BEGIN
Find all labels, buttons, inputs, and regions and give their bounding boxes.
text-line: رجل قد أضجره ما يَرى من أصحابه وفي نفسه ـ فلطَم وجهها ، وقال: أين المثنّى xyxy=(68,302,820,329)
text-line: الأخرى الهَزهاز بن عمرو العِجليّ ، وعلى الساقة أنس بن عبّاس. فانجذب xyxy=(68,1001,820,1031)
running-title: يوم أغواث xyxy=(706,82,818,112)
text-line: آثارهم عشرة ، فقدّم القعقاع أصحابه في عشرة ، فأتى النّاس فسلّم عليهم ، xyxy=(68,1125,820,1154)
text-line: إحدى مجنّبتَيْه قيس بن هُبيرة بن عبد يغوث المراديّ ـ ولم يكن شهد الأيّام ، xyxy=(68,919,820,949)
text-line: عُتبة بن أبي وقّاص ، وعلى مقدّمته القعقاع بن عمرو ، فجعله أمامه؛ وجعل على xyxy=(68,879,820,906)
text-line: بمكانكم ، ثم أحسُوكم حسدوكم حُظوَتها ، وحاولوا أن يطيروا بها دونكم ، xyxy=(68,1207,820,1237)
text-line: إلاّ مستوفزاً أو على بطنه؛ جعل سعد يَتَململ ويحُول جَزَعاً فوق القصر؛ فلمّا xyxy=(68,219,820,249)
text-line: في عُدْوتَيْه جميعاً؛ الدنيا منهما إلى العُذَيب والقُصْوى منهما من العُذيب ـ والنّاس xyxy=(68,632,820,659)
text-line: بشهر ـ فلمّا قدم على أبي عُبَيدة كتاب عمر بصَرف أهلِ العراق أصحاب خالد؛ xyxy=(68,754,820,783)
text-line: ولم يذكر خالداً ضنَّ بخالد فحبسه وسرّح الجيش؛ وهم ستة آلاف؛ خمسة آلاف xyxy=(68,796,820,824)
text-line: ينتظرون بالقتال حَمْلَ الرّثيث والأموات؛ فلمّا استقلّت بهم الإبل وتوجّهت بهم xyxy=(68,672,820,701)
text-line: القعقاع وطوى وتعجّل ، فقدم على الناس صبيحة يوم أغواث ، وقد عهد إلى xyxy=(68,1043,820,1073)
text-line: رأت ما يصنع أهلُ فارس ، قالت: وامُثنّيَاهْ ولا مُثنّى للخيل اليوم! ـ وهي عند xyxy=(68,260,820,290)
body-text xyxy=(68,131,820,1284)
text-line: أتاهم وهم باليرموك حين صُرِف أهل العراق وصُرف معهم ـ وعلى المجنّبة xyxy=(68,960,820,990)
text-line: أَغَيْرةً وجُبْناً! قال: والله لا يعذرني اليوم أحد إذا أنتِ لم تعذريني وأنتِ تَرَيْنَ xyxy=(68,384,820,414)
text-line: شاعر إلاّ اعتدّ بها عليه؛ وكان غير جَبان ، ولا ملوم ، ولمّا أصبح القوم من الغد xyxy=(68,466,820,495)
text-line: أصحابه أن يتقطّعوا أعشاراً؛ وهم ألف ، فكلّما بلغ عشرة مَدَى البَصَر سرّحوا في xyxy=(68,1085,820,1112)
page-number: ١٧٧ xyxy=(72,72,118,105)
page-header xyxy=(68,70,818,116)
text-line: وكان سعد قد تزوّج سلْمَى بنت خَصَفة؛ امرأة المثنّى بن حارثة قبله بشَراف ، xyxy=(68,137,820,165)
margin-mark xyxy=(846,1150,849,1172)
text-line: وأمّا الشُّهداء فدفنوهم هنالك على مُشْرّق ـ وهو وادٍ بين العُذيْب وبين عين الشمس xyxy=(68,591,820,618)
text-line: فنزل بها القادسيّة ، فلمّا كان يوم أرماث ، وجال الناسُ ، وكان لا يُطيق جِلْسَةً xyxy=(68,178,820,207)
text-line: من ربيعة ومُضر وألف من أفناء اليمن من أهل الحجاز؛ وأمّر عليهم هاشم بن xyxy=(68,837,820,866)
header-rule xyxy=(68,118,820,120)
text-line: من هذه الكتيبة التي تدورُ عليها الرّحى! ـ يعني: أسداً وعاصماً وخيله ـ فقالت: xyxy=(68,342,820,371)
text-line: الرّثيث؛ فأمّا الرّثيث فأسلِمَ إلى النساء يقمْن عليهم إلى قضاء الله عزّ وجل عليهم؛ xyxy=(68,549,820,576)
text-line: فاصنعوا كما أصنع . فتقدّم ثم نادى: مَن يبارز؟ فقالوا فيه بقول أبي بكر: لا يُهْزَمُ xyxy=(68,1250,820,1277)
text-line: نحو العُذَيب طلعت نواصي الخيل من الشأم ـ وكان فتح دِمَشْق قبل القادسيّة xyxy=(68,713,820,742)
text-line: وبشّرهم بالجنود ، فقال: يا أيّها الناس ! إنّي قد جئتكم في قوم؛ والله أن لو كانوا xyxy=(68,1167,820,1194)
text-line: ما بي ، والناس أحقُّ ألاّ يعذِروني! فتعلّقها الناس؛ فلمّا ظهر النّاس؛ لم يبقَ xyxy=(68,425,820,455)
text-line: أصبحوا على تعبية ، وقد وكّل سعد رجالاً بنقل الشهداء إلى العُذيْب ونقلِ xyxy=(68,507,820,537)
END
* Directions for this task
Copy every one of the rows above in their original order without changing a word.

* Output of the task
Find all labels, buttons, inputs, and regions and give their bounding boxes.
text-line: رجل قد أضجره ما يَرى من أصحابه وفي نفسه ـ فلطَم وجهها ، وقال: أين المثنّى xyxy=(68,302,820,329)
text-line: الأخرى الهَزهاز بن عمرو العِجليّ ، وعلى الساقة أنس بن عبّاس. فانجذب xyxy=(68,1001,820,1031)
running-title: يوم أغواث xyxy=(706,82,818,112)
text-line: آثارهم عشرة ، فقدّم القعقاع أصحابه في عشرة ، فأتى النّاس فسلّم عليهم ، xyxy=(68,1125,820,1154)
text-line: إحدى مجنّبتَيْه قيس بن هُبيرة بن عبد يغوث المراديّ ـ ولم يكن شهد الأيّام ، xyxy=(68,919,820,949)
text-line: عُتبة بن أبي وقّاص ، وعلى مقدّمته القعقاع بن عمرو ، فجعله أمامه؛ وجعل على xyxy=(68,879,820,906)
text-line: بمكانكم ، ثم أحسُوكم حسدوكم حُظوَتها ، وحاولوا أن يطيروا بها دونكم ، xyxy=(68,1207,820,1237)
text-line: إلاّ مستوفزاً أو على بطنه؛ جعل سعد يَتَململ ويحُول جَزَعاً فوق القصر؛ فلمّا xyxy=(68,219,820,249)
text-line: في عُدْوتَيْه جميعاً؛ الدنيا منهما إلى العُذَيب والقُصْوى منهما من العُذيب ـ والنّاس xyxy=(68,632,820,659)
text-line: بشهر ـ فلمّا قدم على أبي عُبَيدة كتاب عمر بصَرف أهلِ العراق أصحاب خالد؛ xyxy=(68,754,820,783)
text-line: ولم يذكر خالداً ضنَّ بخالد فحبسه وسرّح الجيش؛ وهم ستة آلاف؛ خمسة آلاف xyxy=(68,796,820,824)
text-line: ينتظرون بالقتال حَمْلَ الرّثيث والأموات؛ فلمّا استقلّت بهم الإبل وتوجّهت بهم xyxy=(68,672,820,701)
text-line: القعقاع وطوى وتعجّل ، فقدم على الناس صبيحة يوم أغواث ، وقد عهد إلى xyxy=(68,1043,820,1073)
text-line: رأت ما يصنع أهلُ فارس ، قالت: وامُثنّيَاهْ ولا مُثنّى للخيل اليوم! ـ وهي عند xyxy=(68,260,820,290)
body-text xyxy=(68,131,820,1284)
text-line: أتاهم وهم باليرموك حين صُرِف أهل العراق وصُرف معهم ـ وعلى المجنّبة xyxy=(68,960,820,990)
text-line: أَغَيْرةً وجُبْناً! قال: والله لا يعذرني اليوم أحد إذا أنتِ لم تعذريني وأنتِ تَرَيْنَ xyxy=(68,384,820,414)
text-line: شاعر إلاّ اعتدّ بها عليه؛ وكان غير جَبان ، ولا ملوم ، ولمّا أصبح القوم من الغد xyxy=(68,466,820,495)
text-line: أصحابه أن يتقطّعوا أعشاراً؛ وهم ألف ، فكلّما بلغ عشرة مَدَى البَصَر سرّحوا في xyxy=(68,1085,820,1112)
page-number: ١٧٧ xyxy=(72,72,118,105)
page-header xyxy=(68,70,818,116)
text-line: وكان سعد قد تزوّج سلْمَى بنت خَصَفة؛ امرأة المثنّى بن حارثة قبله بشَراف ، xyxy=(68,137,820,165)
margin-mark xyxy=(846,1150,849,1172)
text-line: وأمّا الشُّهداء فدفنوهم هنالك على مُشْرّق ـ وهو وادٍ بين العُذيْب وبين عين الشمس xyxy=(68,591,820,618)
text-line: فنزل بها القادسيّة ، فلمّا كان يوم أرماث ، وجال الناسُ ، وكان لا يُطيق جِلْسَةً xyxy=(68,178,820,207)
text-line: من ربيعة ومُضر وألف من أفناء اليمن من أهل الحجاز؛ وأمّر عليهم هاشم بن xyxy=(68,837,820,866)
header-rule xyxy=(68,118,820,120)
text-line: من هذه الكتيبة التي تدورُ عليها الرّحى! ـ يعني: أسداً وعاصماً وخيله ـ فقالت: xyxy=(68,342,820,371)
text-line: الرّثيث؛ فأمّا الرّثيث فأسلِمَ إلى النساء يقمْن عليهم إلى قضاء الله عزّ وجل عليهم؛ xyxy=(68,549,820,576)
text-line: فاصنعوا كما أصنع . فتقدّم ثم نادى: مَن يبارز؟ فقالوا فيه بقول أبي بكر: لا يُهْزَمُ xyxy=(68,1250,820,1277)
text-line: نحو العُذَيب طلعت نواصي الخيل من الشأم ـ وكان فتح دِمَشْق قبل القادسيّة xyxy=(68,713,820,742)
text-line: وبشّرهم بالجنود ، فقال: يا أيّها الناس ! إنّي قد جئتكم في قوم؛ والله أن لو كانوا xyxy=(68,1167,820,1194)
text-line: ما بي ، والناس أحقُّ ألاّ يعذِروني! فتعلّقها الناس؛ فلمّا ظهر النّاس؛ لم يبقَ xyxy=(68,425,820,455)
text-line: أصبحوا على تعبية ، وقد وكّل سعد رجالاً بنقل الشهداء إلى العُذيْب ونقلِ xyxy=(68,507,820,537)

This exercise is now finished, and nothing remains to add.